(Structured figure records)
====
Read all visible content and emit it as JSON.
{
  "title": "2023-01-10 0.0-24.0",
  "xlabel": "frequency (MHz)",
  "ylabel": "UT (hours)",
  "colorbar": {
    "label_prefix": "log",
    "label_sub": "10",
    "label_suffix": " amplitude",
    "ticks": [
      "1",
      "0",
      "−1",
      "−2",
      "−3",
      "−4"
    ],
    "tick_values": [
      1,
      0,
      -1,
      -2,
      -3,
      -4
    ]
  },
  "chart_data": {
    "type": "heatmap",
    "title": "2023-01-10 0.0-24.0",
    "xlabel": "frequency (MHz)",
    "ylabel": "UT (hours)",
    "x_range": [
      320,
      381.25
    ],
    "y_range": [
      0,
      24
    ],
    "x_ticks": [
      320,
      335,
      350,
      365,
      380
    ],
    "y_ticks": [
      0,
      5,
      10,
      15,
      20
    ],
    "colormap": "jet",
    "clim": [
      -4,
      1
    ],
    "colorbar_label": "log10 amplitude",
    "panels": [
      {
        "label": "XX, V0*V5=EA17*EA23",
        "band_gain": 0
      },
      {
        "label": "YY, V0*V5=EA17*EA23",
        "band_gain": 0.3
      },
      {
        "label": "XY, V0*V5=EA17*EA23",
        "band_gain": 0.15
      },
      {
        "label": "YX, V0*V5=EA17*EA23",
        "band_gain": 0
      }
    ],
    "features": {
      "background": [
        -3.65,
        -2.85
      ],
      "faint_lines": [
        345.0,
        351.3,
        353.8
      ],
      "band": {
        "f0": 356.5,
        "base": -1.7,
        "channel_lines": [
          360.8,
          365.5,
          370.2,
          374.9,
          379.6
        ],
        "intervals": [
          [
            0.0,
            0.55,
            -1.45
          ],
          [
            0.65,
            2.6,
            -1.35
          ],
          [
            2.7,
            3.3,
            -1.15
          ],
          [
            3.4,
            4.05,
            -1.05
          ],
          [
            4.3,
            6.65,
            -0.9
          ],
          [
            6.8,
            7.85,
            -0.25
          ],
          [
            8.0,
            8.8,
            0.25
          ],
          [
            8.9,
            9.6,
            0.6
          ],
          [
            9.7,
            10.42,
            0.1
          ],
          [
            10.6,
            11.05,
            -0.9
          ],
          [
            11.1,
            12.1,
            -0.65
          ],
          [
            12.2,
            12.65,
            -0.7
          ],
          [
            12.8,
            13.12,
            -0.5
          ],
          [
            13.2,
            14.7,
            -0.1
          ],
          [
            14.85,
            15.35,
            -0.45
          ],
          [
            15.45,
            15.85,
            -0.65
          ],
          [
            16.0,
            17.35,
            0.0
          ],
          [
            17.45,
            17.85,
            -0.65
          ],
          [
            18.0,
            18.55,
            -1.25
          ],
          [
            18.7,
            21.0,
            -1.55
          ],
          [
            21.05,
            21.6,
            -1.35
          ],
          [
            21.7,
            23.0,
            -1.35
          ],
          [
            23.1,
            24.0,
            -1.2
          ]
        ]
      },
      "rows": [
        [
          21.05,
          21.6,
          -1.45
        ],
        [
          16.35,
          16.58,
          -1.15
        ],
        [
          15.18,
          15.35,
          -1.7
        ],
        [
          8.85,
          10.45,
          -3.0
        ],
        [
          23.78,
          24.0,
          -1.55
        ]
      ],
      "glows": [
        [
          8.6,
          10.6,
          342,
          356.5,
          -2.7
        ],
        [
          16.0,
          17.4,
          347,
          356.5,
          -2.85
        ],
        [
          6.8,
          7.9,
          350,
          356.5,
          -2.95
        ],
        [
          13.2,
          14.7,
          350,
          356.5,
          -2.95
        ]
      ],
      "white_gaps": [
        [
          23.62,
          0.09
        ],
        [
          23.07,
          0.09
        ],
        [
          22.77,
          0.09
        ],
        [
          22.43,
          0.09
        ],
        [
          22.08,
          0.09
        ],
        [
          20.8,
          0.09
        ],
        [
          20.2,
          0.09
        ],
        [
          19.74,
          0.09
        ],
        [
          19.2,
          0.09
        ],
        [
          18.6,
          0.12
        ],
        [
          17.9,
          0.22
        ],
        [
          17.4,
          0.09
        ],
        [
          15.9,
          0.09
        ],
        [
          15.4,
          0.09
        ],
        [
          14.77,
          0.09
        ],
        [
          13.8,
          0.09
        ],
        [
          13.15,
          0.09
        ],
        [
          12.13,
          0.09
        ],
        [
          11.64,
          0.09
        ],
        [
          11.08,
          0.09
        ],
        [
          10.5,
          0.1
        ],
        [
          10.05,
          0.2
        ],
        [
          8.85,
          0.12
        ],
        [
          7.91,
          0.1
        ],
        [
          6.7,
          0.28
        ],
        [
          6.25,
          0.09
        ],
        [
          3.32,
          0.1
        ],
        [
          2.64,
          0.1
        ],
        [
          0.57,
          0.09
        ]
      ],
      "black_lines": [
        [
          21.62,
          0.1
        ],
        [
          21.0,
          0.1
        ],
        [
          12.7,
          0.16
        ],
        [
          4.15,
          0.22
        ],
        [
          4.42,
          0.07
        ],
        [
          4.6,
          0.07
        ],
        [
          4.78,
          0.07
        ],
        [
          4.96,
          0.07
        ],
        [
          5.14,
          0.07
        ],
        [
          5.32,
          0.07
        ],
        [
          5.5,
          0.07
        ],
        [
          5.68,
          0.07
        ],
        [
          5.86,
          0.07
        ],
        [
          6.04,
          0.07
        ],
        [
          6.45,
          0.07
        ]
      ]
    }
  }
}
====
SET PROBLEM:
Collect the lines of the records that include the string "frequency".

FULL OUTPUT:
  "xlabel": "frequency (MHz)",
    "xlabel": "frequency (MHz)",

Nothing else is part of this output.